══ EXERCISE MATERIAL
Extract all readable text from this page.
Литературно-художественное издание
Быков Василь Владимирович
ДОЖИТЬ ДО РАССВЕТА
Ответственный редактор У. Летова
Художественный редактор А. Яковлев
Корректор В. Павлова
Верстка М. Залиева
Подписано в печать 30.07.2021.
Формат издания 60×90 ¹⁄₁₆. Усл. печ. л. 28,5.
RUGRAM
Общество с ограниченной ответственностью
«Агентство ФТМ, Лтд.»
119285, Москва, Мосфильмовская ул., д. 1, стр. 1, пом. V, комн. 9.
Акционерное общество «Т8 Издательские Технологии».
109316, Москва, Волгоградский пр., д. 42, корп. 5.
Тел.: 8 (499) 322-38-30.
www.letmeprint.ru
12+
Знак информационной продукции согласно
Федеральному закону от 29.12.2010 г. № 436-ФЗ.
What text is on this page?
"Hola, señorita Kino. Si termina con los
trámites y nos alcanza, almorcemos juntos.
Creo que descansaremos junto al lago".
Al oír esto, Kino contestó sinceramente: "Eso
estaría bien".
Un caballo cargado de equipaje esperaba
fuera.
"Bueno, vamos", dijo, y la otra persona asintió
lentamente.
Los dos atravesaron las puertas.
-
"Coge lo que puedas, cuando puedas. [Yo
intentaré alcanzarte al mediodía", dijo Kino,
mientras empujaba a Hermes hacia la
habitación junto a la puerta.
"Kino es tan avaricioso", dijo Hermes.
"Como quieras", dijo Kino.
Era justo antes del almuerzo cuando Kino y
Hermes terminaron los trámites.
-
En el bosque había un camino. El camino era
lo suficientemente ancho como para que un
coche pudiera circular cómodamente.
════
(EXERCISE DIRECTIONS):
Find the line containing "What text is on this page?", then output it and every line after it to the end of the data, exactly.

(EXERCISE OUTPUT):
What text is on this page?
"Hola, señorita Kino. Si termina con los
trámites y nos alcanza, almorcemos juntos.
Creo que descansaremos junto al lago".
Al oír esto, Kino contestó sinceramente: "Eso
estaría bien".
Un caballo cargado de equipaje esperaba
fuera.
"Bueno, vamos", dijo, y la otra persona asintió
lentamente.
Los dos atravesaron las puertas.
-
"Coge lo que puedas, cuando puedas. [Yo
intentaré alcanzarte al mediodía", dijo Kino,
mientras empujaba a Hermes hacia la
habitación junto a la puerta.
"Kino es tan avaricioso", dijo Hermes.
"Como quieras", dijo Kino.
Era justo antes del almuerzo cuando Kino y
Hermes terminaron los trámites.
-
En el bosque había un camino. El camino era
lo suficientemente ancho como para que un
coche pudiera circular cómodamente.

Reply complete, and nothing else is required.